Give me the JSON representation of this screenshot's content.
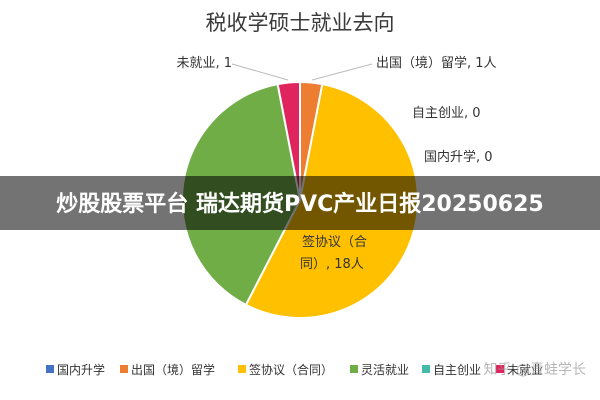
{
  "chart_data": {
    "type": "pie",
    "title": "税收学硕士就业去向",
    "slices": [
      {
        "name": "国内升学",
        "value": 0,
        "color": "#4472C4",
        "label": "国内升学, 0"
      },
      {
        "name": "出国（境）留学",
        "value": 1,
        "color": "#ED7D31",
        "label": "出国（境）留学, 1人"
      },
      {
        "name": "签协议（合同）",
        "value": 18,
        "color": "#FFC000",
        "label_line1": "签协议（合",
        "label_line2": "同）, 18人"
      },
      {
        "name": "灵活就业",
        "value": 13,
        "color": "#70AD47",
        "label": ""
      },
      {
        "name": "自主创业",
        "value": 0,
        "color": "#44BBAA",
        "label": "自主创业, 0"
      },
      {
        "name": "未就业",
        "value": 1,
        "color": "#E0245E",
        "label": "未就业, 1"
      }
    ],
    "legend_position": "bottom"
  },
  "banner": {
    "text": "炒股股票平台 瑞达期货PVC产业日报20250625"
  },
  "watermark": {
    "text": "知乎 @青蛙学长"
  }
}
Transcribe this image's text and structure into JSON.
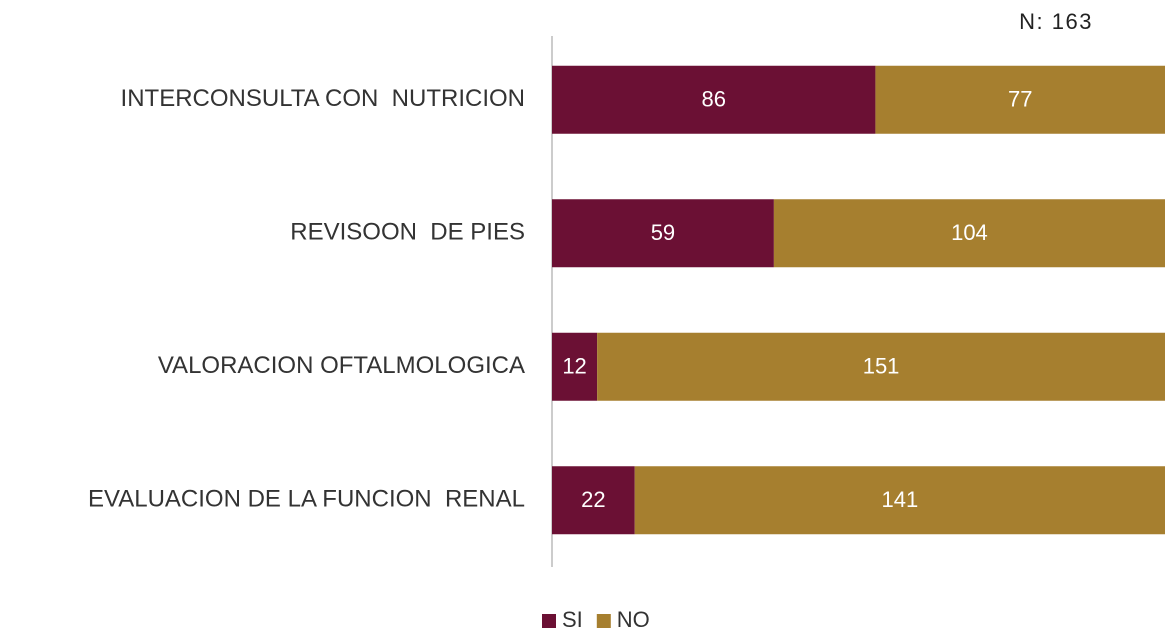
{
  "chart_data": {
    "type": "stacked-bar-horizontal",
    "annotation": "N: 163",
    "categories": [
      "INTERCONSULTA CON  NUTRICION",
      "REVISOON  DE PIES",
      "VALORACION OFTALMOLOGICA",
      "EVALUACION DE LA FUNCION  RENAL"
    ],
    "series": [
      {
        "name": "SI",
        "color": "#6b1034",
        "values": [
          86,
          59,
          12,
          22
        ]
      },
      {
        "name": "NO",
        "color": "#a67f2f",
        "values": [
          77,
          104,
          151,
          141
        ]
      }
    ],
    "xlim": [
      0,
      163
    ],
    "legend": "bottom"
  }
}
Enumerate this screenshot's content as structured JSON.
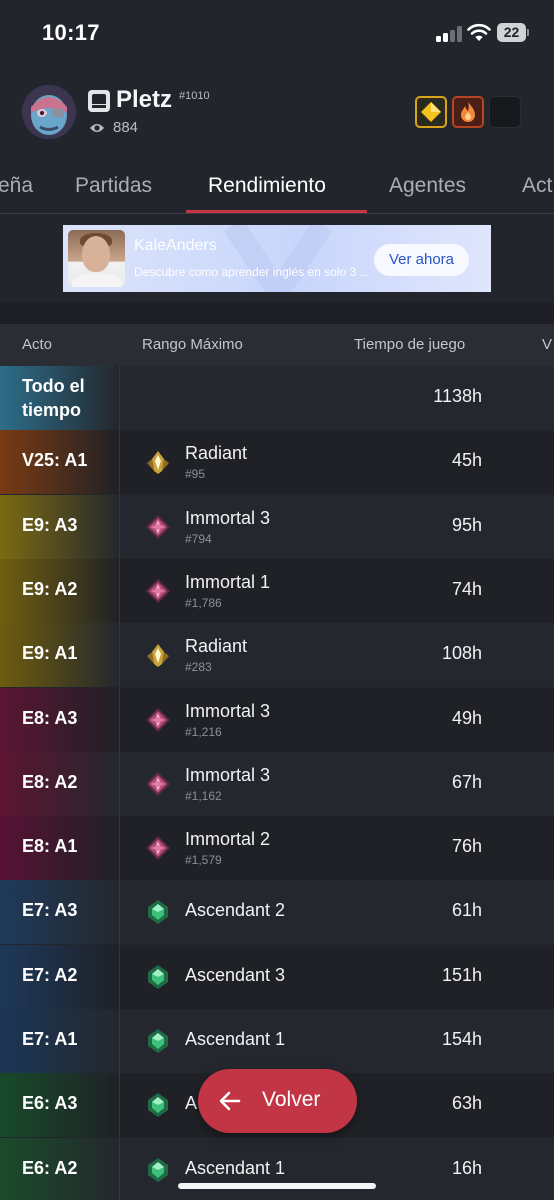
{
  "status_bar": {
    "time": "10:17",
    "battery": "22"
  },
  "profile": {
    "name": "Pletz",
    "tag": "#1010",
    "views": "884",
    "icons": [
      "avatar-portrait",
      "riot-fist-icon",
      "eye-icon",
      "gold-diamond-badge",
      "fire-badge",
      "dark-badge"
    ]
  },
  "tabs": [
    {
      "label": "eña",
      "active": false
    },
    {
      "label": "Partidas",
      "active": false
    },
    {
      "label": "Rendimiento",
      "active": true
    },
    {
      "label": "Agentes",
      "active": false
    },
    {
      "label": "Act",
      "active": false
    }
  ],
  "ad": {
    "title": "KaleAnders",
    "description": "Descubre como aprender inglés en solo 3 ...",
    "cta": "Ver ahora"
  },
  "table": {
    "headers": {
      "act": "Acto",
      "rank": "Rango Máximo",
      "time": "Tiempo de juego",
      "extra": "V"
    },
    "rows": [
      {
        "act": "Todo el tiempo",
        "act_line1": "Todo el",
        "act_line2": "tiempo",
        "rank": "",
        "rank_pos": "",
        "time": "1138h",
        "tier": "none",
        "color": "#2c6d89"
      },
      {
        "act": "V25: A1",
        "rank": "Radiant",
        "rank_pos": "#95",
        "time": "45h",
        "tier": "radiant",
        "color": "#7a3a12"
      },
      {
        "act": "E9: A3",
        "rank": "Immortal 3",
        "rank_pos": "#794",
        "time": "95h",
        "tier": "immortal",
        "color": "#7b6a12"
      },
      {
        "act": "E9: A2",
        "rank": "Immortal 1",
        "rank_pos": "#1,786",
        "time": "74h",
        "tier": "immortal",
        "color": "#6f5e10"
      },
      {
        "act": "E9: A1",
        "rank": "Radiant",
        "rank_pos": "#283",
        "time": "108h",
        "tier": "radiant",
        "color": "#6d5c0f"
      },
      {
        "act": "E8: A3",
        "rank": "Immortal 3",
        "rank_pos": "#1,216",
        "time": "49h",
        "tier": "immortal",
        "color": "#5a1533"
      },
      {
        "act": "E8: A2",
        "rank": "Immortal 3",
        "rank_pos": "#1,162",
        "time": "67h",
        "tier": "immortal",
        "color": "#5c1532"
      },
      {
        "act": "E8: A1",
        "rank": "Immortal 2",
        "rank_pos": "#1,579",
        "time": "76h",
        "tier": "immortal",
        "color": "#561234"
      },
      {
        "act": "E7: A3",
        "rank": "Ascendant 2",
        "rank_pos": "",
        "time": "61h",
        "tier": "ascendant",
        "color": "#1f3a5a"
      },
      {
        "act": "E7: A2",
        "rank": "Ascendant 3",
        "rank_pos": "",
        "time": "151h",
        "tier": "ascendant",
        "color": "#1e385a"
      },
      {
        "act": "E7: A1",
        "rank": "Ascendant 1",
        "rank_pos": "",
        "time": "154h",
        "tier": "ascendant",
        "color": "#1c3656"
      },
      {
        "act": "E6: A3",
        "rank": "A",
        "rank_pos": "",
        "time": "63h",
        "tier": "ascendant",
        "color": "#184a2a"
      },
      {
        "act": "E6: A2",
        "rank": "Ascendant 1",
        "rank_pos": "",
        "time": "16h",
        "tier": "ascendant",
        "color": "#1a4b2a"
      }
    ]
  },
  "fab": {
    "label": "Volver",
    "icon": "arrow-left-icon"
  }
}
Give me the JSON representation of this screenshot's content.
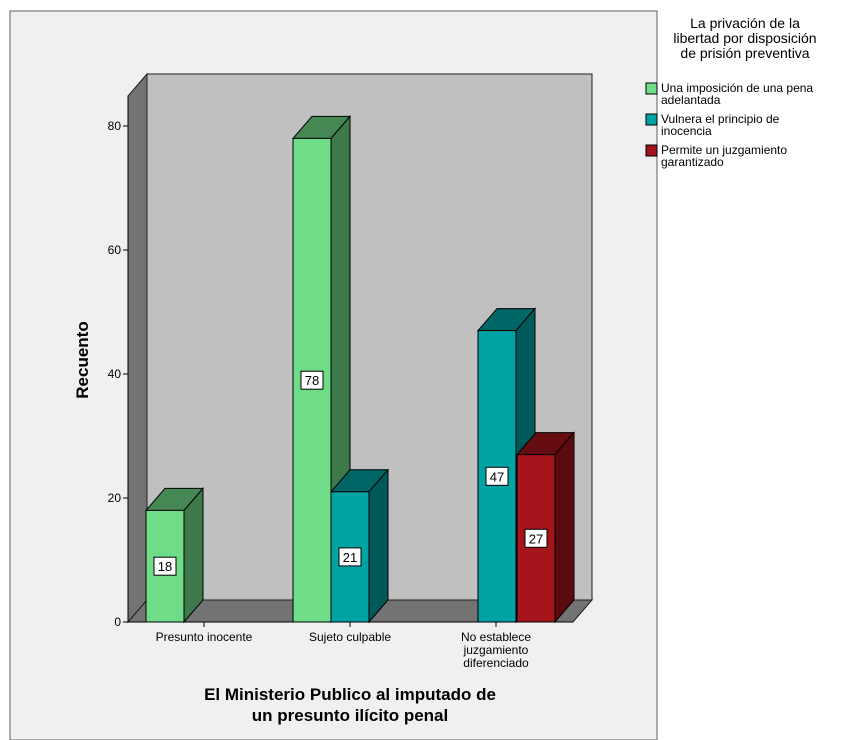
{
  "chart_data": {
    "type": "bar",
    "style": "3d-clustered",
    "title": "",
    "xlabel": "El Ministerio Publico al imputado de un presunto ilícito penal",
    "ylabel": "Recuento",
    "ylim": [
      0,
      90
    ],
    "yticks": [
      0,
      20,
      40,
      60,
      80
    ],
    "grid": false,
    "legend_placement": "right",
    "legend_title": "La privación de la libertad por disposición de prisión preventiva",
    "categories": [
      [
        "Presunto inocente"
      ],
      [
        "Sujeto culpable"
      ],
      [
        "No establece",
        "juzgamiento",
        "diferenciado"
      ]
    ],
    "series": [
      {
        "name": "Una imposición de una pena adelantada",
        "legend_lines": [
          "Una imposición de una pena",
          "adelantada"
        ],
        "color": "#6fdc87",
        "values": [
          18,
          78,
          null
        ]
      },
      {
        "name": "Vulnera el principio de inocencia",
        "legend_lines": [
          "Vulnera el principio de",
          "inocencia"
        ],
        "color": "#00a3a3",
        "values": [
          null,
          21,
          47
        ]
      },
      {
        "name": "Permite un juzgamiento garantizado",
        "legend_lines": [
          "Permite un juzgamiento",
          "garantizado"
        ],
        "color": "#a3141b",
        "values": [
          null,
          null,
          27
        ]
      }
    ],
    "colors": {
      "plot_background": "#c0c0c0",
      "outer_background": "#f0f0f0",
      "wall_side": "#737373"
    }
  }
}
####
Reproduce all entries without any change, and omit the pictures.

Give me the JSON representation of this screenshot's content.
{
  "chart_data": {
    "type": "pie",
    "title": "税收学硕士就业去向",
    "slices": [
      {
        "name": "国内升学",
        "value": 0,
        "color": "#4472C4",
        "label": "国内升学, 0"
      },
      {
        "name": "出国（境）留学",
        "value": 1,
        "color": "#ED7D31",
        "label": "出国（境）留学, 1人"
      },
      {
        "name": "签协议（合同）",
        "value": 18,
        "color": "#FFC000",
        "label_line1": "签协议（合",
        "label_line2": "同）, 18人"
      },
      {
        "name": "灵活就业",
        "value": 13,
        "color": "#70AD47",
        "label": ""
      },
      {
        "name": "自主创业",
        "value": 0,
        "color": "#44BBAA",
        "label": "自主创业, 0"
      },
      {
        "name": "未就业",
        "value": 1,
        "color": "#E0245E",
        "label": "未就业, 1"
      }
    ],
    "legend_position": "bottom"
  },
  "banner": {
    "text": "炒股股票平台 瑞达期货PVC产业日报20250625"
  },
  "watermark": {
    "text": "知乎 @青蛙学长"
  }
}
Transcribe this image's text and structure into JSON.
{
  "chart_data": {
    "type": "stacked-bar-horizontal",
    "annotation": "N: 163",
    "categories": [
      "INTERCONSULTA CON  NUTRICION",
      "REVISOON  DE PIES",
      "VALORACION OFTALMOLOGICA",
      "EVALUACION DE LA FUNCION  RENAL"
    ],
    "series": [
      {
        "name": "SI",
        "color": "#6b1034",
        "values": [
          86,
          59,
          12,
          22
        ]
      },
      {
        "name": "NO",
        "color": "#a67f2f",
        "values": [
          77,
          104,
          151,
          141
        ]
      }
    ],
    "xlim": [
      0,
      163
    ],
    "legend": "bottom"
  }
}
Enumerate this screenshot's content as structured JSON.
{
  "status_bar": {
    "time": "10:17",
    "battery": "22"
  },
  "profile": {
    "name": "Pletz",
    "tag": "#1010",
    "views": "884",
    "icons": [
      "avatar-portrait",
      "riot-fist-icon",
      "eye-icon",
      "gold-diamond-badge",
      "fire-badge",
      "dark-badge"
    ]
  },
  "tabs": [
    {
      "label": "eña",
      "active": false
    },
    {
      "label": "Partidas",
      "active": false
    },
    {
      "label": "Rendimiento",
      "active": true
    },
    {
      "label": "Agentes",
      "active": false
    },
    {
      "label": "Act",
      "active": false
    }
  ],
  "ad": {
    "title": "KaleAnders",
    "description": "Descubre como aprender inglés en solo 3 ...",
    "cta": "Ver ahora"
  },
  "table": {
    "headers": {
      "act": "Acto",
      "rank": "Rango Máximo",
      "time": "Tiempo de juego",
      "extra": "V"
    },
    "rows": [
      {
        "act": "Todo el tiempo",
        "act_line1": "Todo el",
        "act_line2": "tiempo",
        "rank": "",
        "rank_pos": "",
        "time": "1138h",
        "tier": "none",
        "color": "#2c6d89"
      },
      {
        "act": "V25: A1",
        "rank": "Radiant",
        "rank_pos": "#95",
        "time": "45h",
        "tier": "radiant",
        "color": "#7a3a12"
      },
      {
        "act": "E9: A3",
        "rank": "Immortal 3",
        "rank_pos": "#794",
        "time": "95h",
        "tier": "immortal",
        "color": "#7b6a12"
      },
      {
        "act": "E9: A2",
        "rank": "Immortal 1",
        "rank_pos": "#1,786",
        "time": "74h",
        "tier": "immortal",
        "color": "#6f5e10"
      },
      {
        "act": "E9: A1",
        "rank": "Radiant",
        "rank_pos": "#283",
        "time": "108h",
        "tier": "radiant",
        "color": "#6d5c0f"
      },
      {
        "act": "E8: A3",
        "rank": "Immortal 3",
        "rank_pos": "#1,216",
        "time": "49h",
        "tier": "immortal",
        "color": "#5a1533"
      },
      {
        "act": "E8: A2",
        "rank": "Immortal 3",
        "rank_pos": "#1,162",
        "time": "67h",
        "tier": "immortal",
        "color": "#5c1532"
      },
      {
        "act": "E8: A1",
        "rank": "Immortal 2",
        "rank_pos": "#1,579",
        "time": "76h",
        "tier": "immortal",
        "color": "#561234"
      },
      {
        "act": "E7: A3",
        "rank": "Ascendant 2",
        "rank_pos": "",
        "time": "61h",
        "tier": "ascendant",
        "color": "#1f3a5a"
      },
      {
        "act": "E7: A2",
        "rank": "Ascendant 3",
        "rank_pos": "",
        "time": "151h",
        "tier": "ascendant",
        "color": "#1e385a"
      },
      {
        "act": "E7: A1",
        "rank": "Ascendant 1",
        "rank_pos": "",
        "time": "154h",
        "tier": "ascendant",
        "color": "#1c3656"
      },
      {
        "act": "E6: A3",
        "rank": "A",
        "rank_pos": "",
        "time": "63h",
        "tier": "ascendant",
        "color": "#184a2a"
      },
      {
        "act": "E6: A2",
        "rank": "Ascendant 1",
        "rank_pos": "",
        "time": "16h",
        "tier": "ascendant",
        "color": "#1a4b2a"
      }
    ]
  },
  "fab": {
    "label": "Volver",
    "icon": "arrow-left-icon"
  }
}
Give me the JSON representation of this screenshot's content.
{
  "chart_data": {
    "type": "bar",
    "style": "3d-clustered",
    "title": "",
    "xlabel": "El Ministerio Publico al imputado de un presunto ilícito penal",
    "ylabel": "Recuento",
    "ylim": [
      0,
      90
    ],
    "yticks": [
      0,
      20,
      40,
      60,
      80
    ],
    "grid": false,
    "legend_placement": "right",
    "legend_title": "La privación de la libertad por disposición de prisión preventiva",
    "categories": [
      [
        "Presunto inocente"
      ],
      [
        "Sujeto culpable"
      ],
      [
        "No establece",
        "juzgamiento",
        "diferenciado"
      ]
    ],
    "series": [
      {
        "name": "Una imposición de una pena adelantada",
        "legend_lines": [
          "Una imposición de una pena",
          "adelantada"
        ],
        "color": "#6fdc87",
        "values": [
          18,
          78,
          null
        ]
      },
      {
        "name": "Vulnera el principio de inocencia",
        "legend_lines": [
          "Vulnera el principio de",
          "inocencia"
        ],
        "color": "#00a3a3",
        "values": [
          null,
          21,
          47
        ]
      },
      {
        "name": "Permite un juzgamiento garantizado",
        "legend_lines": [
          "Permite un juzgamiento",
          "garantizado"
        ],
        "color": "#a3141b",
        "values": [
          null,
          null,
          27
        ]
      }
    ],
    "colors": {
      "plot_background": "#c0c0c0",
      "outer_background": "#f0f0f0",
      "wall_side": "#737373"
    }
  }
}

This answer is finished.